SUPPLIED MATERIAL:
..............................
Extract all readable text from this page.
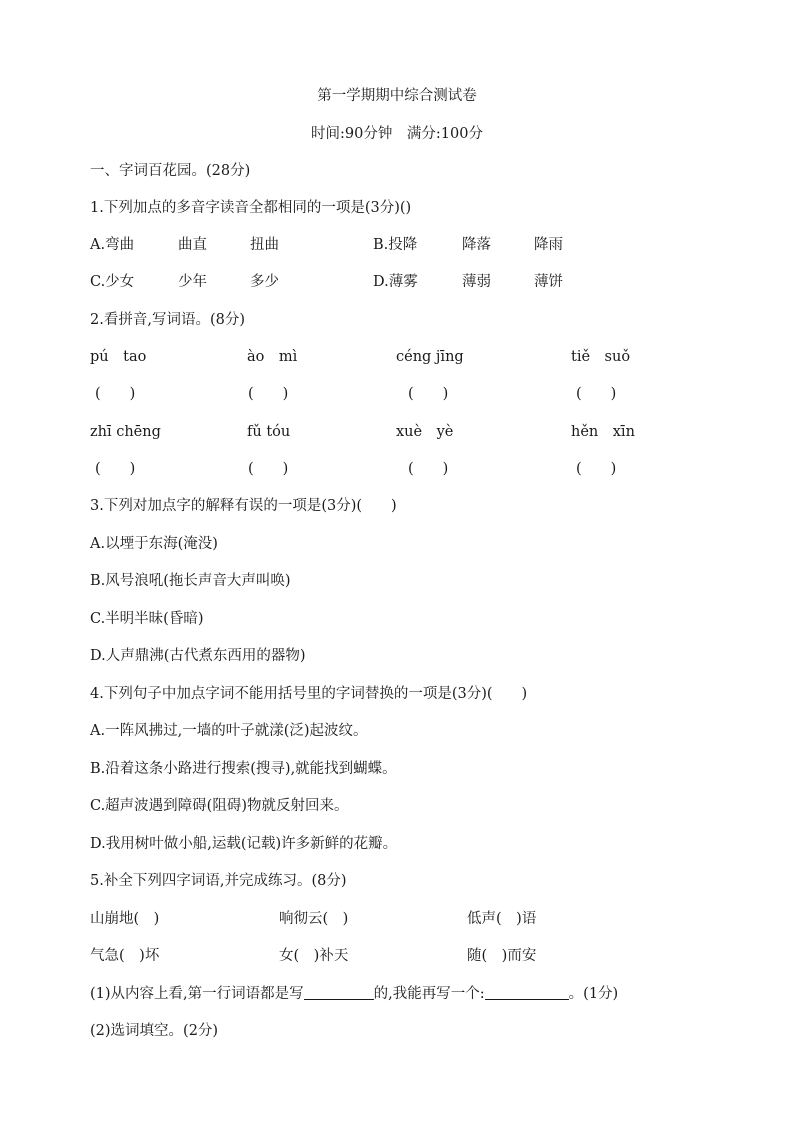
第一学期期中综合测试卷
时间:90分钟　满分:100分
一、字词百花园。(28分)
1.下列加点的多音字读音全都相同的一项是(3分)()
A.弯曲	曲直	扭曲	B.投降	降落	降雨
C.少女	少年	多少	D.薄雾	薄弱	薄饼
2.看拼音,写词语。(8分)
pú　tao	ào　mì	céng jīng	tiě　suǒ
(　　)	(　　)	(　　)	(　　)
zhī chēng	fǔ tóu	xuè　yè	hěn　xīn
(　　)	(　　)	(　　)	(　　)
3.下列对加点字的解释有误的一项是(3分)(　　)
A.以堙于东海(淹没)
B.风号浪吼(拖长声音大声叫唤)
C.半明半昧(昏暗)
D.人声鼎沸(古代煮东西用的器物)
4.下列句子中加点字词不能用括号里的字词替换的一项是(3分)(　　)
A.一阵风拂过,一墙的叶子就漾(泛)起波纹。
B.沿着这条小路进行搜索(搜寻),就能找到蝴蝶。
C.超声波遇到障碍(阻碍)物就反射回来。
D.我用树叶做小船,运载(记载)许多新鲜的花瓣。
5.补全下列四字词语,并完成练习。(8分)
山崩地(　)	响彻云(　)	低声(　)语
气急(　)坏	女(　)补天	随(　)而安
(1)从内容上看,第一行词语都是写	的,我能再写一个:	。(1分)
(2)选词填空。(2分)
..............................
TASK BRIEF: Copy the records exactly. Skip the pictures.

TASK RESULT:
Extract all readable text from this page.
第一学期期中综合测试卷
时间:90分钟　满分:100分
一、字词百花园。(28分)
1.下列加点的多音字读音全都相同的一项是(3分)()
A.弯曲	曲直	扭曲	B.投降	降落	降雨
C.少女	少年	多少	D.薄雾	薄弱	薄饼
2.看拼音,写词语。(8分)
pú　tao	ào　mì	céng jīng	tiě　suǒ
(　　)	(　　)	(　　)	(　　)
zhī chēng	fǔ tóu	xuè　yè	hěn　xīn
(　　)	(　　)	(　　)	(　　)
3.下列对加点字的解释有误的一项是(3分)(　　)
A.以堙于东海(淹没)
B.风号浪吼(拖长声音大声叫唤)
C.半明半昧(昏暗)
D.人声鼎沸(古代煮东西用的器物)
4.下列句子中加点字词不能用括号里的字词替换的一项是(3分)(　　)
A.一阵风拂过,一墙的叶子就漾(泛)起波纹。
B.沿着这条小路进行搜索(搜寻),就能找到蝴蝶。
C.超声波遇到障碍(阻碍)物就反射回来。
D.我用树叶做小船,运载(记载)许多新鲜的花瓣。
5.补全下列四字词语,并完成练习。(8分)
山崩地(　)	响彻云(　)	低声(　)语
气急(　)坏	女(　)补天	随(　)而安
(1)从内容上看,第一行词语都是写	的,我能再写一个:	。(1分)
(2)选词填空。(2分)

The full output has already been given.